* **Work required**:
How many of the lines below hold the word "быть"? Answer only with the number.

* **Material for the task**:
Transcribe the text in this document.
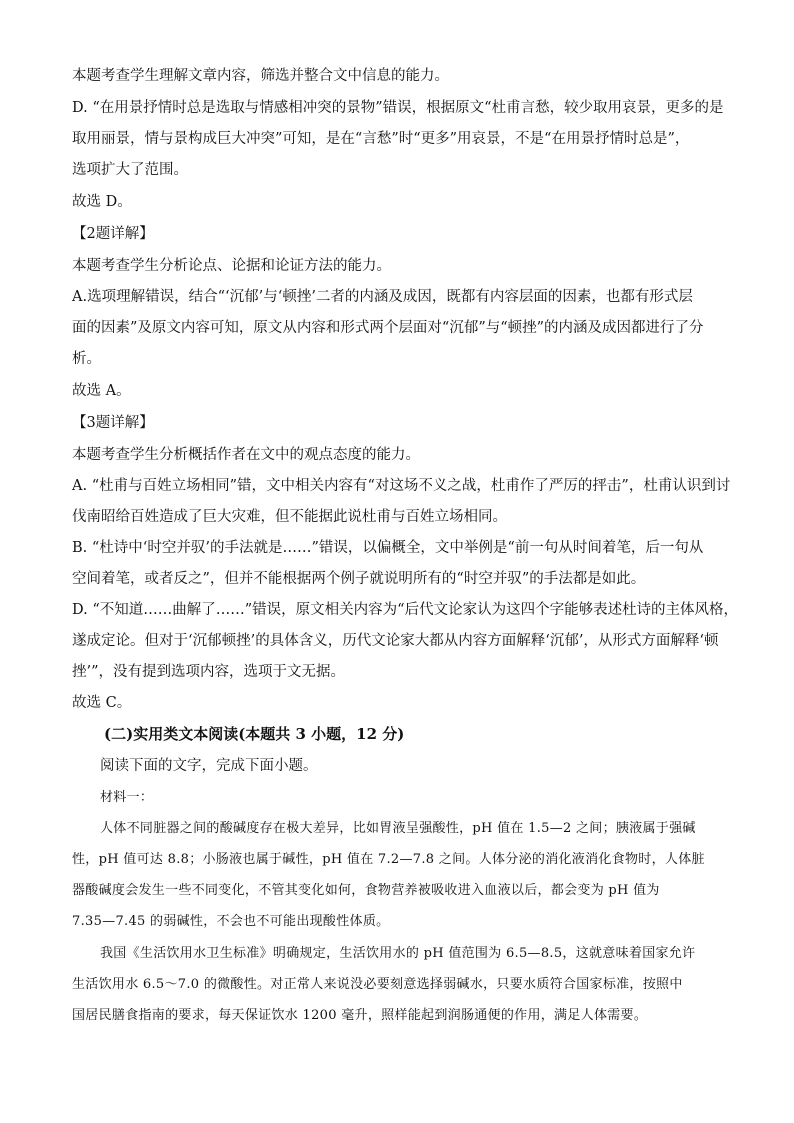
本题考查学生理解文章内容，筛选并整合文中信息的能力。
D. “在用景抒情时总是选取与情感相冲突的景物”错误，根据原文“杜甫言愁，较少取用哀景，更多的是
取用丽景，情与景构成巨大冲突”可知，是在“言愁”时“更多”用哀景，不是“在用景抒情时总是”，
选项扩大了范围。
故选 D。
【2题详解】
本题考查学生分析论点、论据和论证方法的能力。
A.选项理解错误，结合“‘沉郁’与‘顿挫’二者的内涵及成因，既都有内容层面的因素，也都有形式层
面的因素”及原文内容可知，原文从内容和形式两个层面对“沉郁”与“顿挫”的内涵及成因都进行了分
析。
故选 A。
【3题详解】
本题考查学生分析概括作者在文中的观点态度的能力。
A. “杜甫与百姓立场相同”错，文中相关内容有“对这场不义之战，杜甫作了严厉的抨击”，杜甫认识到讨
伐南昭给百姓造成了巨大灾难，但不能据此说杜甫与百姓立场相同。
B. “杜诗中‘时空并驭’的手法就是……”错误，以偏概全，文中举例是“前一句从时间着笔，后一句从
空间着笔，或者反之”，但并不能根据两个例子就说明所有的“时空并驭”的手法都是如此。
D. “不知道……曲解了……”错误，原文相关内容为“后代文论家认为这四个字能够表述杜诗的主体风格，
遂成定论。但对于‘沉郁顿挫’的具体含义，历代文论家大都从内容方面解释‘沉郁’，从形式方面解释‘顿
挫’”，没有提到选项内容，选项于文无据。
故选 C。
(二)实用类文本阅读(本题共 3 小题，12 分)
阅读下面的文字，完成下面小题。
材料一：
人体不同脏器之间的酸碱度存在极大差异，比如胃液呈强酸性，pH 值在 1.5—2 之间；胰液属于强碱
性，pH 值可达 8.8；小肠液也属于碱性，pH 值在 7.2—7.8 之间。人体分泌的消化液消化食物时，人体脏
器酸碱度会发生一些不同变化，不管其变化如何，食物营养被吸收进入血液以后，都会变为 pH 值为
7.35—7.45 的弱碱性，不会也不可能出现酸性体质。
我国《生活饮用水卫生标准》明确规定，生活饮用水的 pH 值范围为 6.5—8.5，这就意味着国家允许
生活饮用水 6.5～7.0 的微酸性。对正常人来说没必要刻意选择弱碱水，只要水质符合国家标准，按照中
国居民膳食指南的要求，每天保证饮水 1200 毫升，照样能起到润肠通便的作用，满足人体需要。
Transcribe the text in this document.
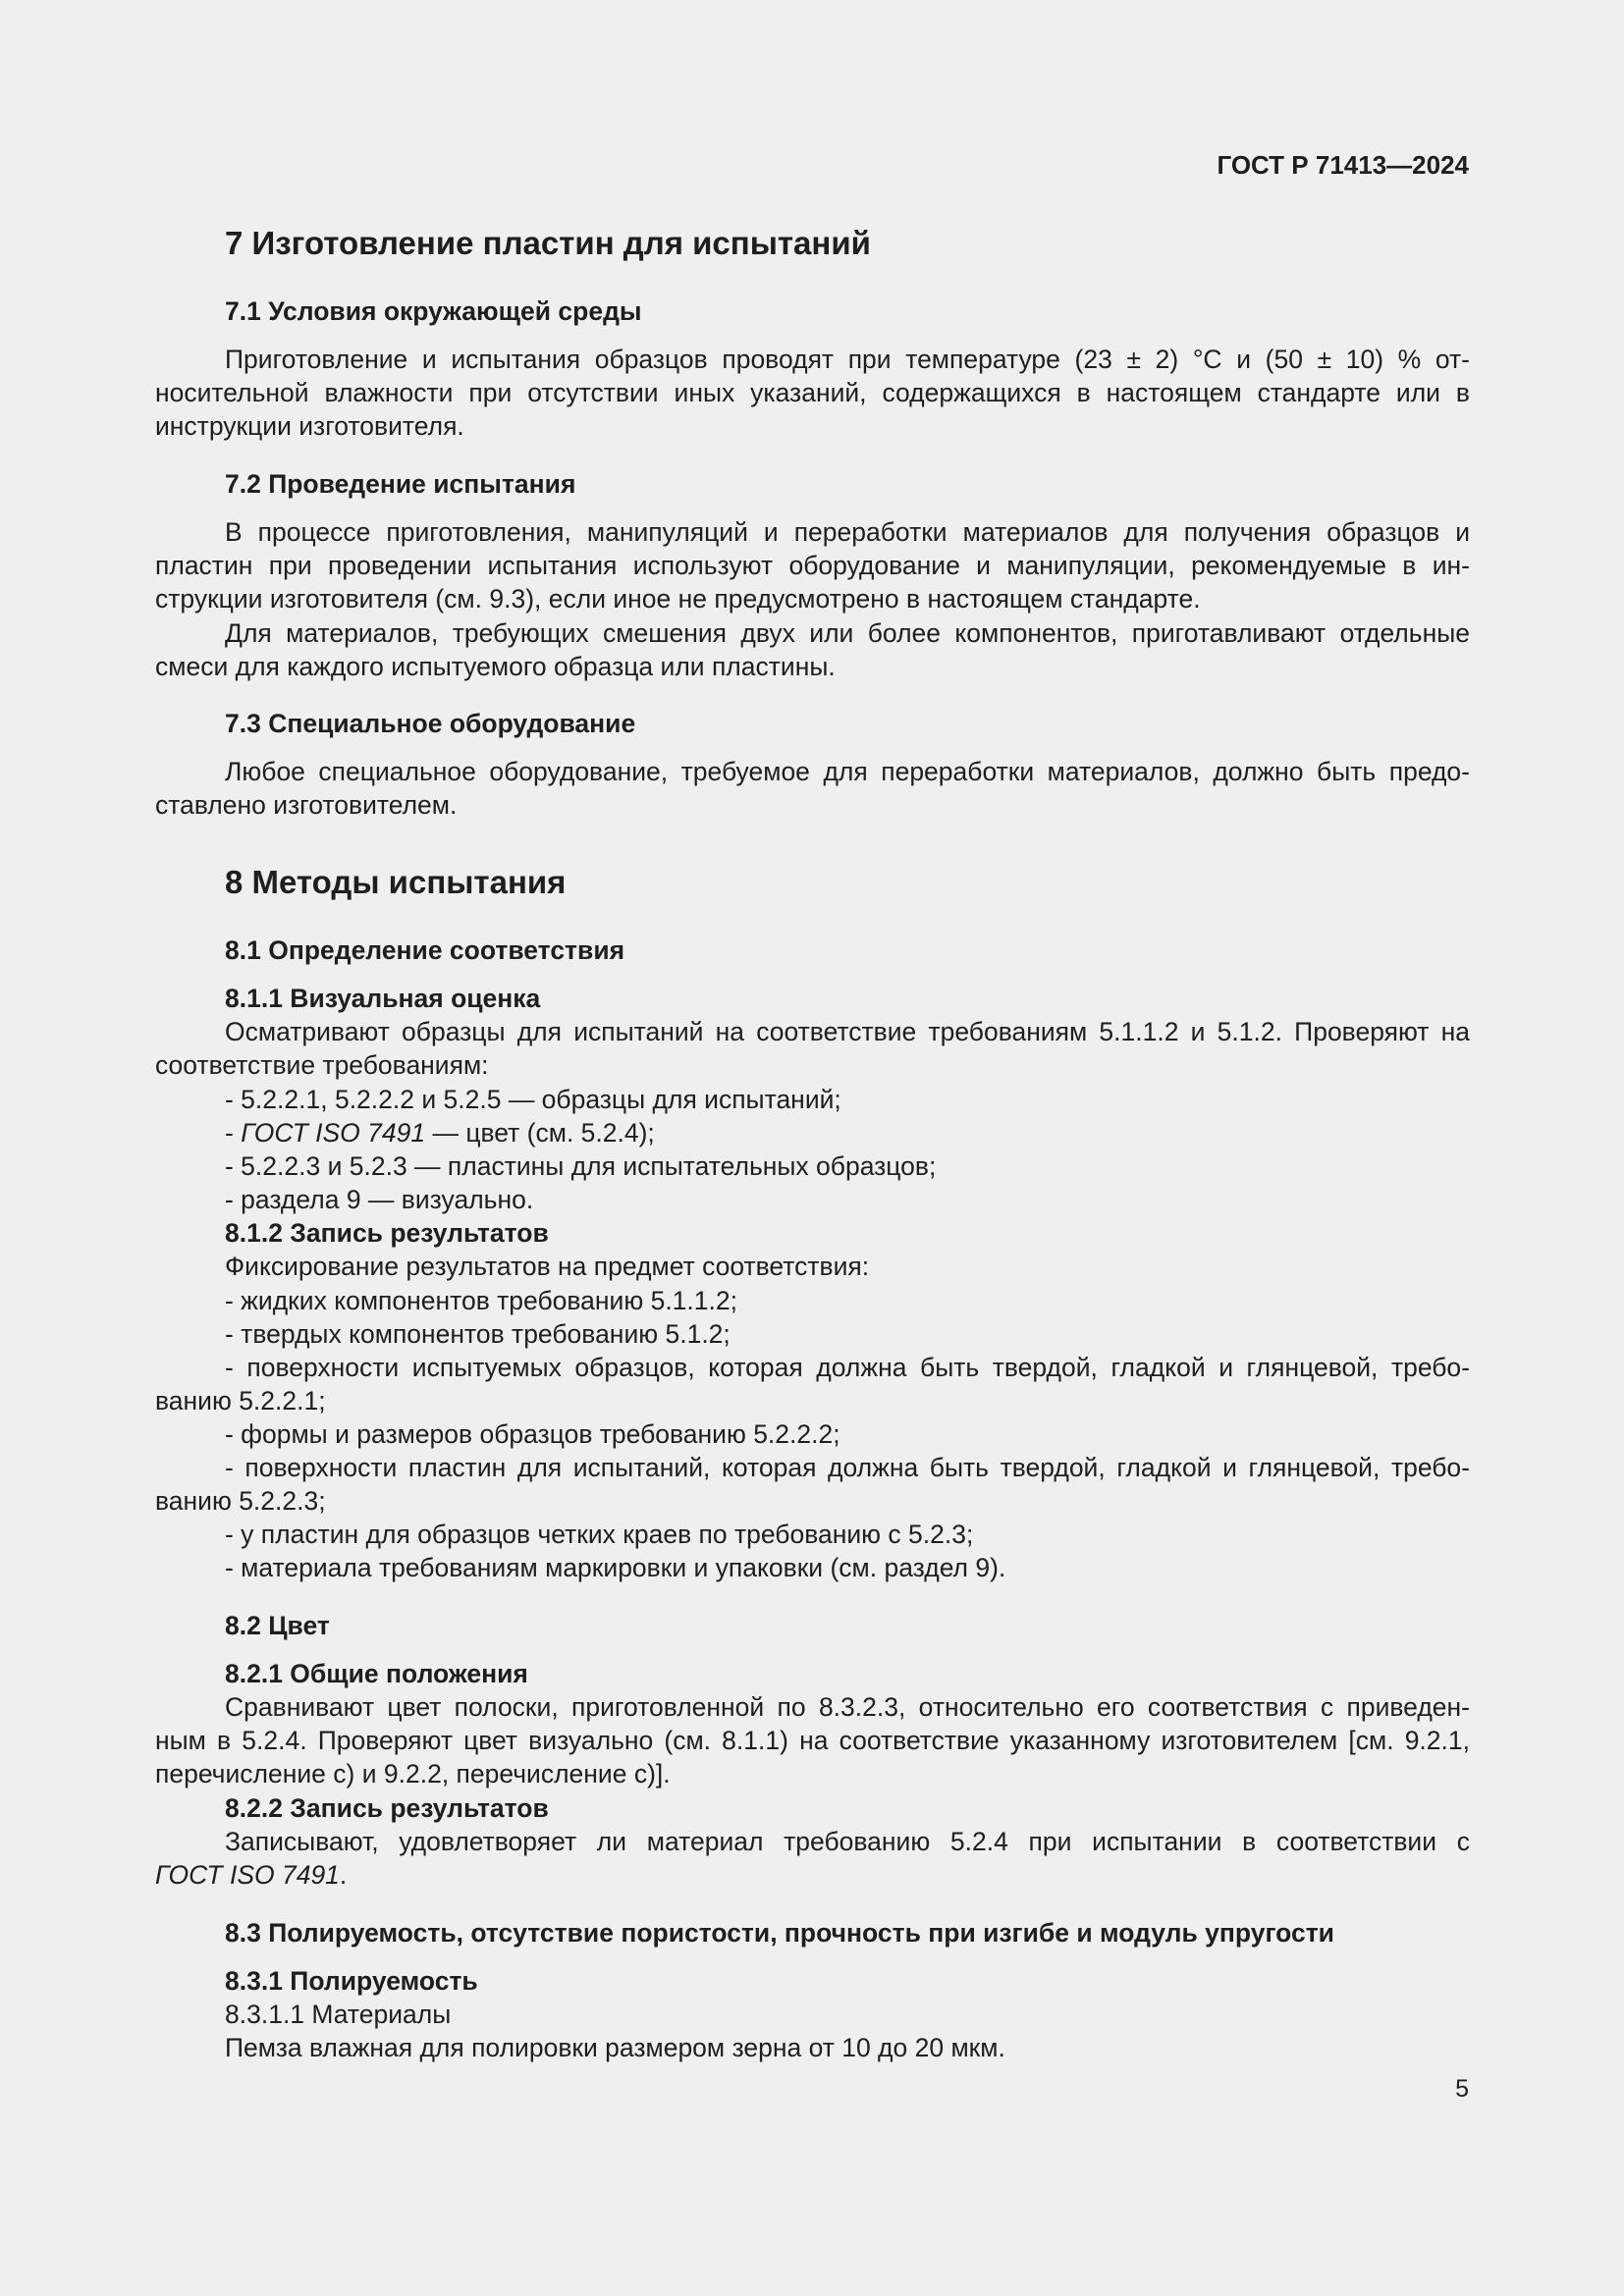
ГОСТ Р 71413—2024
7 Изготовление пластин для испытаний
7.1 Условия окружающей среды
Приготовление и испытания образцов проводят при температуре (23 ± 2) °С и (50 ± 10) % от-
носительной влажности при отсутствии иных указаний, содержащихся в настоящем стандарте или в
инструкции изготовителя.
7.2 Проведение испытания
В процессе приготовления, манипуляций и переработки материалов для получения образцов и
пластин при проведении испытания используют оборудование и манипуляции, рекомендуемые в ин-
струкции изготовителя (см. 9.3), если иное не предусмотрено в настоящем стандарте.
Для материалов, требующих смешения двух или более компонентов, приготавливают отдельные
смеси для каждого испытуемого образца или пластины.
7.3 Специальное оборудование
Любое специальное оборудование, требуемое для переработки материалов, должно быть предо-
ставлено изготовителем.
8 Методы испытания
8.1 Определение соответствия
8.1.1 Визуальная оценка
Осматривают образцы для испытаний на соответствие требованиям 5.1.1.2 и 5.1.2. Проверяют на
соответствие требованиям:
- 5.2.2.1, 5.2.2.2 и 5.2.5 — образцы для испытаний;
- ГОСТ ISO 7491 — цвет (см. 5.2.4);
- 5.2.2.3 и 5.2.3 — пластины для испытательных образцов;
- раздела 9 — визуально.
8.1.2 Запись результатов
Фиксирование результатов на предмет соответствия:
- жидких компонентов требованию 5.1.1.2;
- твердых компонентов требованию 5.1.2;
- поверхности испытуемых образцов, которая должна быть твердой, гладкой и глянцевой, требо-
ванию 5.2.2.1;
- формы и размеров образцов требованию 5.2.2.2;
- поверхности пластин для испытаний, которая должна быть твердой, гладкой и глянцевой, требо-
ванию 5.2.2.3;
- у пластин для образцов четких краев по требованию с 5.2.3;
- материала требованиям маркировки и упаковки (см. раздел 9).
8.2 Цвет
8.2.1 Общие положения
Сравнивают цвет полоски, приготовленной по 8.3.2.3, относительно его соответствия с приведен-
ным в 5.2.4. Проверяют цвет визуально (см. 8.1.1) на соответствие указанному изготовителем [см. 9.2.1,
перечисление с) и 9.2.2, перечисление с)].
8.2.2 Запись результатов
Записывают, удовлетворяет ли материал требованию 5.2.4 при испытании в соответствии с
ГОСТ ISO 7491.
8.3 Полируемость, отсутствие пористости, прочность при изгибе и модуль упругости
8.3.1 Полируемость
8.3.1.1 Материалы
Пемза влажная для полировки размером зерна от 10 до 20 мкм.
5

* **Answer to the exercise**:
3